__WHAT IS EXPECTED__. Write out the full set of records exactly. Any pictures in them do not belong in the copy.

__DATA FOR THIS EXERCISE__.
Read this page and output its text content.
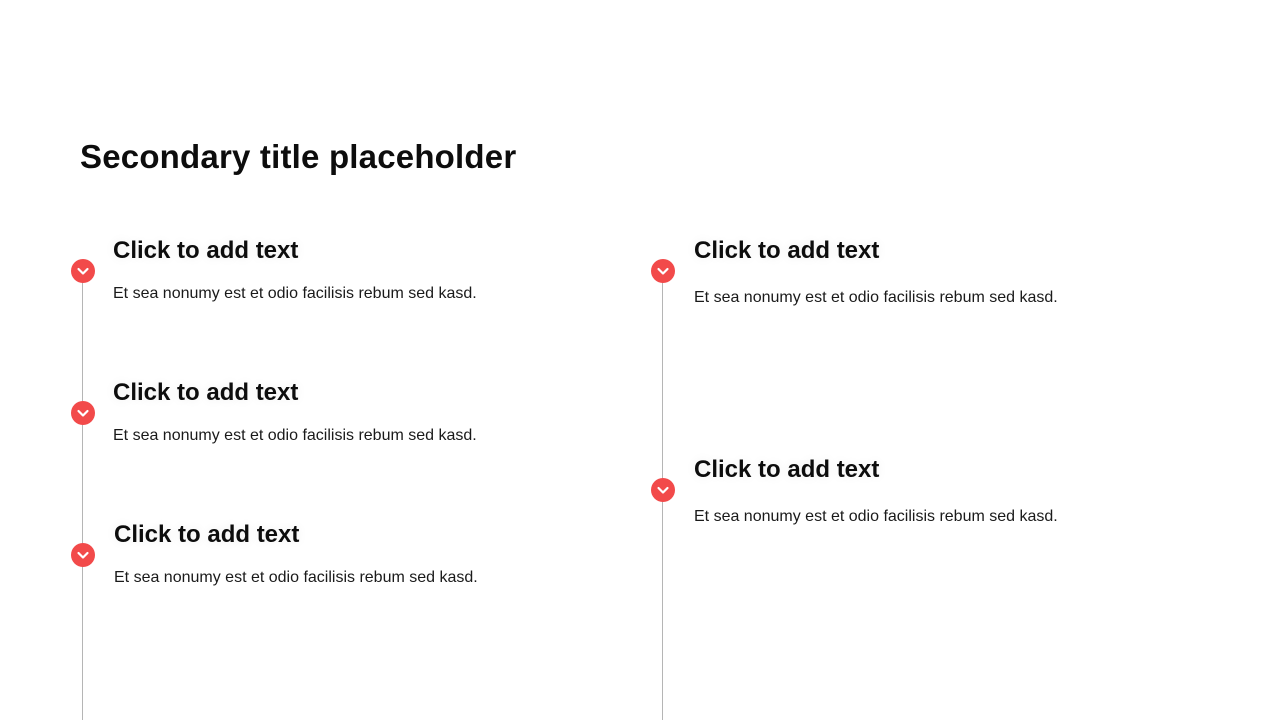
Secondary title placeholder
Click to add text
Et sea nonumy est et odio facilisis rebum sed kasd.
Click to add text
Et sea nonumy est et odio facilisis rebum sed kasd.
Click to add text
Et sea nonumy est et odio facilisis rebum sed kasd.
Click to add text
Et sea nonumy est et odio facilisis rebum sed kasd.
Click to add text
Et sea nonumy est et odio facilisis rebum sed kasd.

__SOLUTION FOR THIS EXERCISE__.
Read this page and output its text content.
Secondary title placeholder
Click to add text
Et sea nonumy est et odio facilisis rebum sed kasd.
Click to add text
Et sea nonumy est et odio facilisis rebum sed kasd.
Click to add text
Et sea nonumy est et odio facilisis rebum sed kasd.
Click to add text
Et sea nonumy est et odio facilisis rebum sed kasd.
Click to add text
Et sea nonumy est et odio facilisis rebum sed kasd.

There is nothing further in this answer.